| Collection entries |

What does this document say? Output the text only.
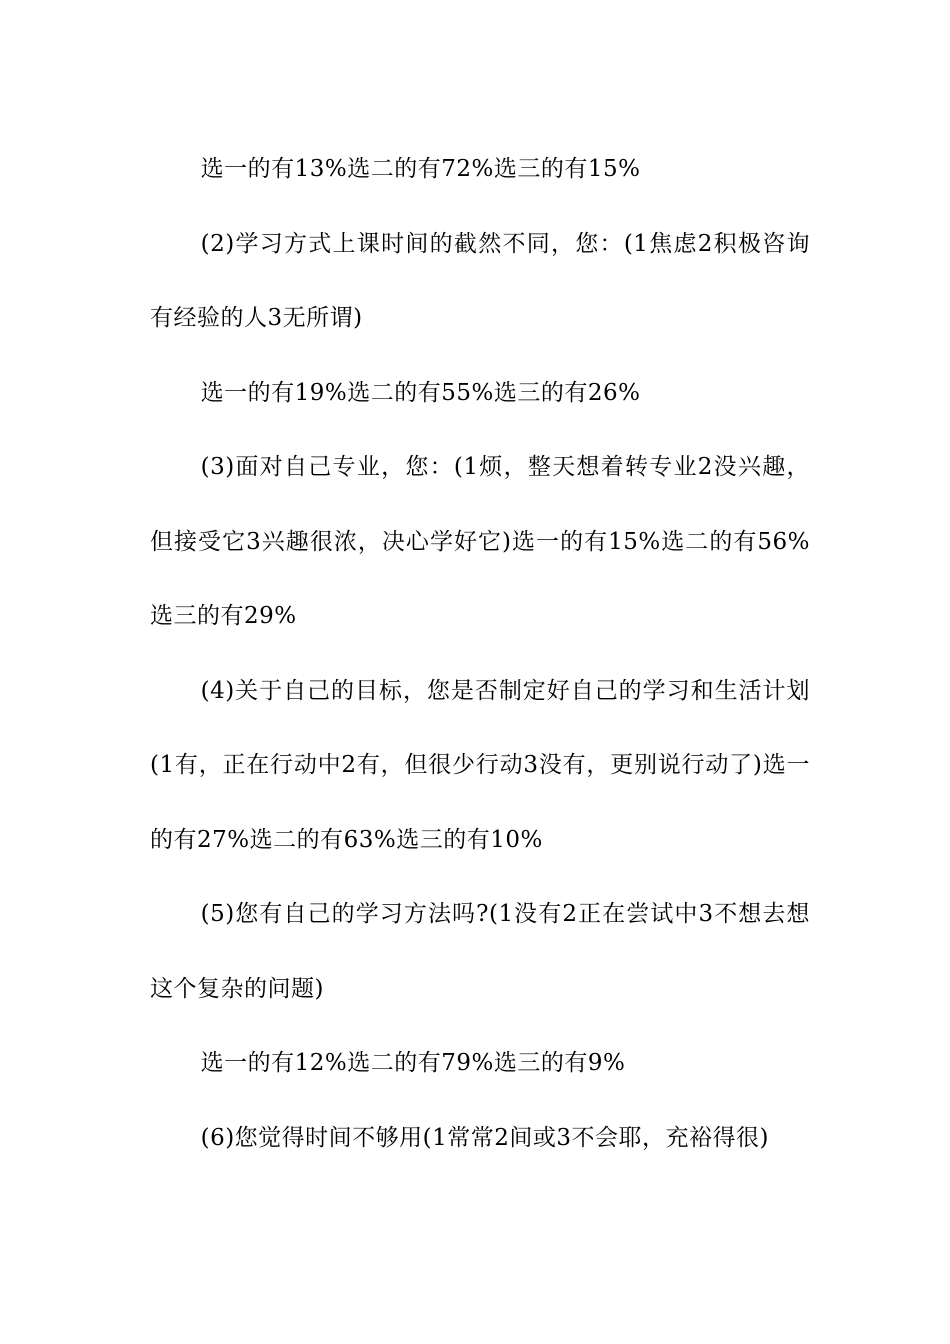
选一的有13%选二的有72%选三的有15%

(2)学习方式上课时间的截然不同，您：(1焦虑2积极咨询有经验的人3无所谓)

选一的有19%选二的有55%选三的有26%

(3)面对自己专业，您：(1烦，整天想着转专业2没兴趣，但接受它3兴趣很浓，决心学好它)选一的有15%选二的有56%选三的有29%

(4)关于自己的目标，您是否制定好自己的学习和生活计划(1有，正在行动中2有，但很少行动3没有，更别说行动了)选一的有27%选二的有63%选三的有10%

(5)您有自己的学习方法吗?(1没有2正在尝试中3不想去想这个复杂的问题)

选一的有12%选二的有79%选三的有9%

(6)您觉得时间不够用(1常常2间或3不会耶，充裕得很)
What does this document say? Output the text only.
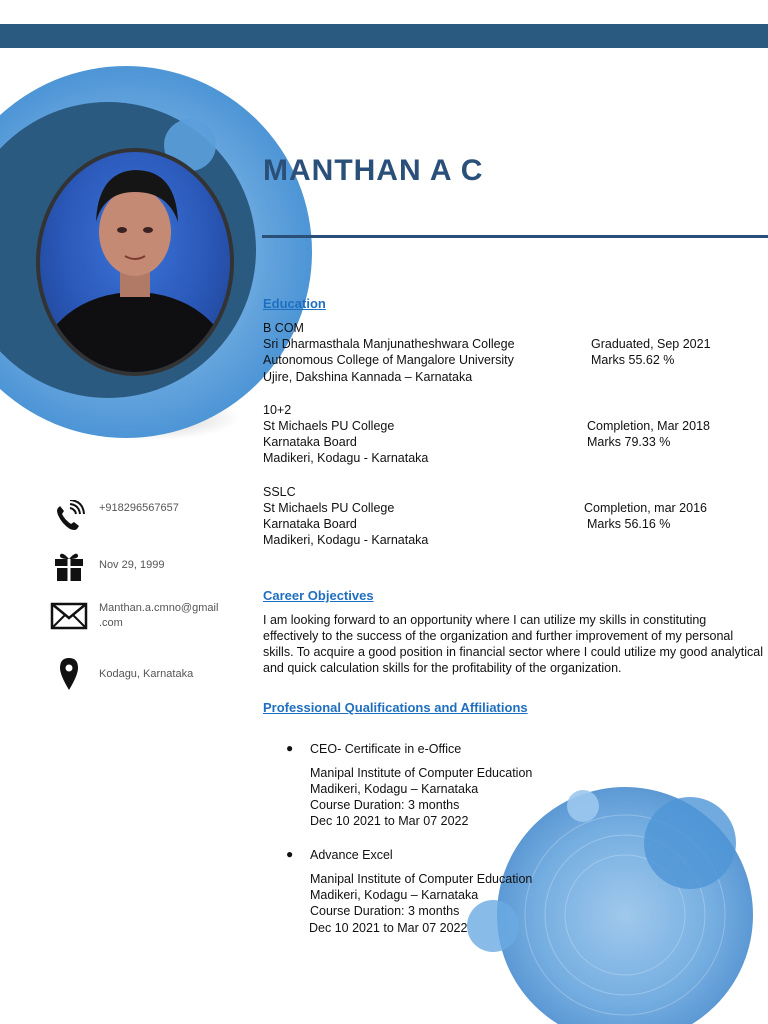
MANTHAN A C
Education

B COM

Sri Dharmasthala Manjunatheshwara College

Autonomous College of Mangalore University

Ujire, Dakshina Kannada – Karnataka

Graduated, Sep 2021

Marks 55.62 %

10+2

St Michaels PU College

Karnataka Board

Madikeri, Kodagu - Karnataka

Completion, Mar 2018

Marks 79.33 %

SSLC

St Michaels PU College

Karnataka Board

Madikeri, Kodagu - Karnataka

Completion, mar 2016

Marks 56.16 %

Career Objectives

I am looking forward to an opportunity where I can utilize my skills in constituting effectively to the success of the organization and further improvement of my personal skills. To acquire a good position in financial sector where I could utilize my good analytical and quick calculation skills for the profitability of the organization.

Professional Qualifications and Affiliations
● CEO- Certificate in e-Office

Manipal Institute of Computer Education

Madikeri, Kodagu – Karnataka

Course Duration: 3 months

Dec 10 2021 to Mar 07 2022

● Advance Excel

Manipal Institute of Computer Education

Madikeri, Kodagu – Karnataka

Course Duration: 3 months

Dec 10 2021 to Mar 07 2022

+918296567657

Nov 29, 1999

Manthan.a.cmno@gmail
.com

Kodagu, Karnataka
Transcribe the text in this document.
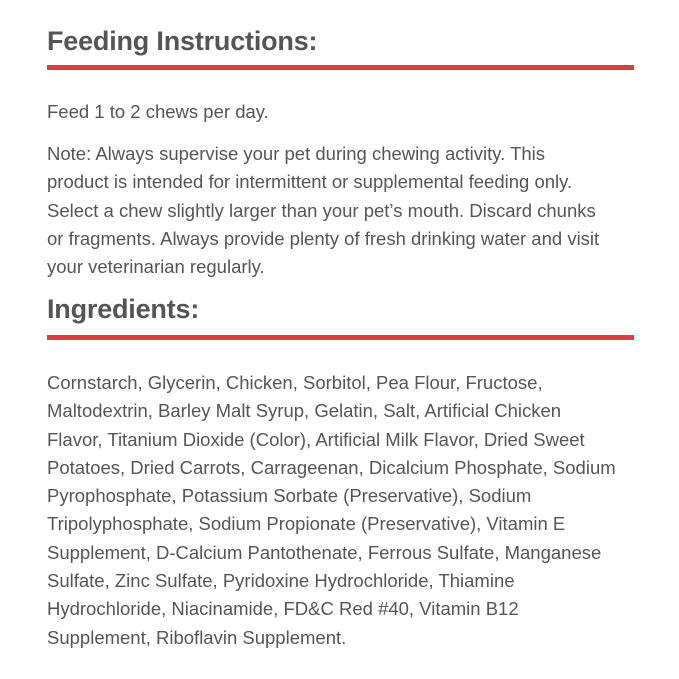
Feeding Instructions:

Feed 1 to 2 chews per day.

Note: Always supervise your pet during chewing activity. This
product is intended for intermittent or supplemental feeding only.
Select a chew slightly larger than your pet’s mouth. Discard chunks
or fragments. Always provide plenty of fresh drinking water and visit
your veterinarian regularly.

Ingredients:

Cornstarch, Glycerin, Chicken, Sorbitol, Pea Flour, Fructose,
Maltodextrin, Barley Malt Syrup, Gelatin, Salt, Artificial Chicken
Flavor, Titanium Dioxide (Color), Artificial Milk Flavor, Dried Sweet
Potatoes, Dried Carrots, Carrageenan, Dicalcium Phosphate, Sodium
Pyrophosphate, Potassium Sorbate (Preservative), Sodium
Tripolyphosphate, Sodium Propionate (Preservative), Vitamin E
Supplement, D-Calcium Pantothenate, Ferrous Sulfate, Manganese
Sulfate, Zinc Sulfate, Pyridoxine Hydrochloride, Thiamine
Hydrochloride, Niacinamide, FD&C Red #40, Vitamin B12
Supplement, Riboflavin Supplement.
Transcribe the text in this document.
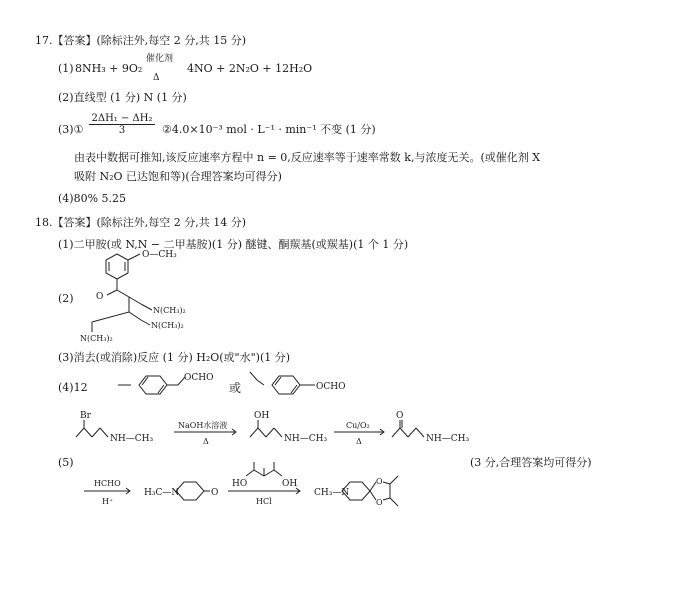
17.【答案】(除标注外,每空 2 分,共 15 分)
(1) 8NH₃ + 9O₂
催化剂
Δ
4NO + 2N₂O + 12H₂O
(2)直线型 (1 分) N (1 分)
(3)① $\frac{\text{2ΔH₁ − ΔH₂}}{3}$ ②4.0×10⁻³ mol · L⁻¹ · min⁻¹ 不变 (1 分)
由表中数据可推知,该反应速率方程中 n = 0,反应速率等于速率常数 k,与浓度无关。(或催化剂 X
吸附 N₂O 已达饱和等)(合理答案均可得分)
(4)80% 5.25
18.【答案】(除标注外,每空 2 分,共 14 分)
(1)二甲胺(或 N,N − 二甲基胺)(1 分) 醚键、酮羰基(或羰基)(1 个 1 分)
(2)
(3)消去(或消除)反应 (1 分) H₂O(或"水")(1 分)
(4)12
(5)	(3 分,合理答案均可得分)
O—CH₃
O
N(CH₃)₂
N(CH₃)₂
N(CH₃)₂
OCHO
或	OCHO
Br
NH—CH₃
NaOH水溶液
Δ
OH
NH—CH₃
Cu/O₂
Δ
O
NH—CH₃
HCHO
H⁺
H₃C—N	O
HO	OH
HCl
CH₃—N
O
O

| Your goal |
Quote every record above exactly, leaving out the pictures.

| Correct result |
What does this document say? Output the text only.
选一的有13%选二的有72%选三的有15%

(2)学习方式上课时间的截然不同，您：(1焦虑2积极咨询有经验的人3无所谓)

选一的有19%选二的有55%选三的有26%

(3)面对自己专业，您：(1烦，整天想着转专业2没兴趣，但接受它3兴趣很浓，决心学好它)选一的有15%选二的有56%选三的有29%

(4)关于自己的目标，您是否制定好自己的学习和生活计划(1有，正在行动中2有，但很少行动3没有，更别说行动了)选一的有27%选二的有63%选三的有10%

(5)您有自己的学习方法吗?(1没有2正在尝试中3不想去想这个复杂的问题)

选一的有12%选二的有79%选三的有9%

(6)您觉得时间不够用(1常常2间或3不会耶，充裕得很)
What does this document say? Output the text only.
MANTHAN A C
Education

B COM

Sri Dharmasthala Manjunatheshwara College

Autonomous College of Mangalore University

Ujire, Dakshina Kannada – Karnataka

Graduated, Sep 2021

Marks 55.62 %

10+2

St Michaels PU College

Karnataka Board

Madikeri, Kodagu - Karnataka

Completion, Mar 2018

Marks 79.33 %

SSLC

St Michaels PU College

Karnataka Board

Madikeri, Kodagu - Karnataka

Completion, mar 2016

Marks 56.16 %

Career Objectives

I am looking forward to an opportunity where I can utilize my skills in constituting effectively to the success of the organization and further improvement of my personal skills. To acquire a good position in financial sector where I could utilize my good analytical and quick calculation skills for the profitability of the organization.

Professional Qualifications and Affiliations
● CEO- Certificate in e-Office

Manipal Institute of Computer Education

Madikeri, Kodagu – Karnataka

Course Duration: 3 months

Dec 10 2021 to Mar 07 2022

● Advance Excel

Manipal Institute of Computer Education

Madikeri, Kodagu – Karnataka

Course Duration: 3 months

Dec 10 2021 to Mar 07 2022

+918296567657

Nov 29, 1999

Manthan.a.cmno@gmail
.com

Kodagu, Karnataka
Transcribe the text in this document.
Feeding Instructions:

Feed 1 to 2 chews per day.

Note: Always supervise your pet during chewing activity. This
product is intended for intermittent or supplemental feeding only.
Select a chew slightly larger than your pet’s mouth. Discard chunks
or fragments. Always provide plenty of fresh drinking water and visit
your veterinarian regularly.

Ingredients:

Cornstarch, Glycerin, Chicken, Sorbitol, Pea Flour, Fructose,
Maltodextrin, Barley Malt Syrup, Gelatin, Salt, Artificial Chicken
Flavor, Titanium Dioxide (Color), Artificial Milk Flavor, Dried Sweet
Potatoes, Dried Carrots, Carrageenan, Dicalcium Phosphate, Sodium
Pyrophosphate, Potassium Sorbate (Preservative), Sodium
Tripolyphosphate, Sodium Propionate (Preservative), Vitamin E
Supplement, D-Calcium Pantothenate, Ferrous Sulfate, Manganese
Sulfate, Zinc Sulfate, Pyridoxine Hydrochloride, Thiamine
Hydrochloride, Niacinamide, FD&C Red #40, Vitamin B12
Supplement, Riboflavin Supplement.
Transcribe the text in this document.
17.【答案】(除标注外,每空 2 分,共 15 分)
(1) 8NH₃ + 9O₂
催化剂
Δ
4NO + 2N₂O + 12H₂O
(2)直线型 (1 分) N (1 分)
(3)① $\frac{\text{2ΔH₁ − ΔH₂}}{3}$ ②4.0×10⁻³ mol · L⁻¹ · min⁻¹ 不变 (1 分)
由表中数据可推知,该反应速率方程中 n = 0,反应速率等于速率常数 k,与浓度无关。(或催化剂 X
吸附 N₂O 已达饱和等)(合理答案均可得分)
(4)80% 5.25
18.【答案】(除标注外,每空 2 分,共 14 分)
(1)二甲胺(或 N,N − 二甲基胺)(1 分) 醚键、酮羰基(或羰基)(1 个 1 分)
(2)
(3)消去(或消除)反应 (1 分) H₂O(或"水")(1 分)
(4)12
(5)	(3 分,合理答案均可得分)
O—CH₃
O
N(CH₃)₂
N(CH₃)₂
N(CH₃)₂
OCHO
或	OCHO
Br
NH—CH₃
NaOH水溶液
Δ
OH
NH—CH₃
Cu/O₂
Δ
O
NH—CH₃
HCHO
H⁺
H₃C—N	O
HO	OH
HCl
CH₃—N
O
O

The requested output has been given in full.